Collected data
########

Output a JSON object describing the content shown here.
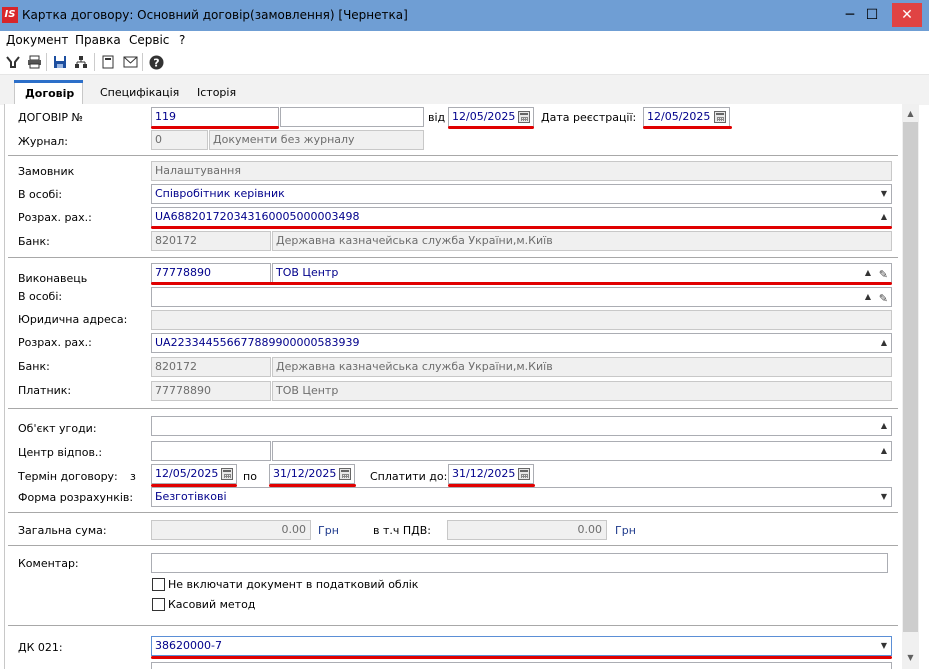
{
  "window": {
    "app_icon": "IS",
    "title": "Картка договору: Основний договір(замовлення) [Чернетка]",
    "minimize": "─",
    "maximize": "☐",
    "close": "✕"
  },
  "menu": [
    "Документ",
    "Правка",
    "Сервіс",
    "?"
  ],
  "toolbar_icons": [
    "filter-icon",
    "print-icon",
    "save-icon",
    "hierarchy-icon",
    "document-icon",
    "mail-icon",
    "help-icon"
  ],
  "tabs": [
    "Договір",
    "Специфікація",
    "Історія"
  ],
  "header": {
    "contract_no_label": "ДОГОВІР №",
    "contract_no": "119",
    "contract_no_extra": "",
    "from_label": "від",
    "from_date": "12/05/2025",
    "reg_date_label": "Дата реєстрації:",
    "reg_date": "12/05/2025",
    "journal_label": "Журнал:",
    "journal_code": "0",
    "journal_name": "Документи без журналу"
  },
  "customer": {
    "customer_label": "Замовник",
    "customer_value": "Налаштування",
    "person_label": "В особі:",
    "person_value": "Співробітник керівник",
    "account_label": "Розрах. рах.:",
    "account_value": "UA688201720343160005000003498",
    "bank_label": "Банк:",
    "bank_code": "820172",
    "bank_name": "Державна казначейська служба України,м.Київ"
  },
  "contractor": {
    "contractor_label": "Виконавець",
    "contractor_code": "77778890",
    "contractor_name": "ТОВ Центр",
    "person_label": "В особі:",
    "person_value": "",
    "legal_address_label": "Юридична адреса:",
    "legal_address": "",
    "account_label": "Розрах. рах.:",
    "account_value": "UA223344556677889900000583939",
    "bank_label": "Банк:",
    "bank_code": "820172",
    "bank_name": "Державна казначейська служба України,м.Київ",
    "payer_label": "Платник:",
    "payer_code": "77778890",
    "payer_name": "ТОВ Центр"
  },
  "terms": {
    "object_label": "Об'єкт угоди:",
    "object_value": "",
    "center_label": "Центр відпов.:",
    "center_code": "",
    "center_name": "",
    "term_label": "Термін договору:",
    "from_prefix": "з",
    "term_from": "12/05/2025",
    "to_prefix": "по",
    "term_to": "31/12/2025",
    "pay_until_label": "Сплатити до:",
    "pay_until": "31/12/2025",
    "payment_form_label": "Форма розрахунків:",
    "payment_form": "Безготівкові"
  },
  "totals": {
    "total_label": "Загальна сума:",
    "total_value": "0.00",
    "total_unit": "Грн",
    "vat_label": "в т.ч ПДВ:",
    "vat_value": "0.00",
    "vat_unit": "Грн"
  },
  "comment": {
    "comment_label": "Коментар:",
    "comment_value": "",
    "exclude_tax_label": "Не включати документ в податковий облік",
    "exclude_tax_checked": false,
    "cash_method_label": "Касовий метод",
    "cash_method_checked": false
  },
  "dk": {
    "dk_label": "ДК 021:",
    "dk_value": "38620000-7"
  }
}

########

◆ GIVEN REQUEST
Read through the lines above and collect those that contain the string "казначейська".

◆ ANSWER
    "bank_name": "Державна казначейська служба України,м.Київ"
    "bank_name": "Державна казначейська служба України,м.Київ",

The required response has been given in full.